Data entries for graphics:
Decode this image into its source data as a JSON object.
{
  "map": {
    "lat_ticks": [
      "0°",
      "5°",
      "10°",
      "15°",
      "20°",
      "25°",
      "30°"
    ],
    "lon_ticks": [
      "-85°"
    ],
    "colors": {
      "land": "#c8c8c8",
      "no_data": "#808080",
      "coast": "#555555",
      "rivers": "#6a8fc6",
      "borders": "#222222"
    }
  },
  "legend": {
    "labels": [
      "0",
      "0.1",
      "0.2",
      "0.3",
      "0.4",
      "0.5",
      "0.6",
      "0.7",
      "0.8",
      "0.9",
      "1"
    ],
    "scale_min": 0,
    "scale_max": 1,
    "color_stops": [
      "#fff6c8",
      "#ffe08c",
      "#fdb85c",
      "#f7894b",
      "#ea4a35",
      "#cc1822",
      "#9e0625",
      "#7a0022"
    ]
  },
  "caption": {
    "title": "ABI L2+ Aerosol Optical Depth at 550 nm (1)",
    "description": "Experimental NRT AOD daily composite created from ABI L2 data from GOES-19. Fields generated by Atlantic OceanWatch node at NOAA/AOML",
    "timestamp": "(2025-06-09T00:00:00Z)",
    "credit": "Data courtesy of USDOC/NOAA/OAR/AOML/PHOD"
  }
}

Task to complete =
Write every record out again, unaltered.

Full output =
Decode this image into its source data as a JSON object.
{
  "map": {
    "lat_ticks": [
      "0°",
      "5°",
      "10°",
      "15°",
      "20°",
      "25°",
      "30°"
    ],
    "lon_ticks": [
      "-85°"
    ],
    "colors": {
      "land": "#c8c8c8",
      "no_data": "#808080",
      "coast": "#555555",
      "rivers": "#6a8fc6",
      "borders": "#222222"
    }
  },
  "legend": {
    "labels": [
      "0",
      "0.1",
      "0.2",
      "0.3",
      "0.4",
      "0.5",
      "0.6",
      "0.7",
      "0.8",
      "0.9",
      "1"
    ],
    "scale_min": 0,
    "scale_max": 1,
    "color_stops": [
      "#fff6c8",
      "#ffe08c",
      "#fdb85c",
      "#f7894b",
      "#ea4a35",
      "#cc1822",
      "#9e0625",
      "#7a0022"
    ]
  },
  "caption": {
    "title": "ABI L2+ Aerosol Optical Depth at 550 nm (1)",
    "description": "Experimental NRT AOD daily composite created from ABI L2 data from GOES-19. Fields generated by Atlantic OceanWatch node at NOAA/AOML",
    "timestamp": "(2025-06-09T00:00:00Z)",
    "credit": "Data courtesy of USDOC/NOAA/OAR/AOML/PHOD"
  }
}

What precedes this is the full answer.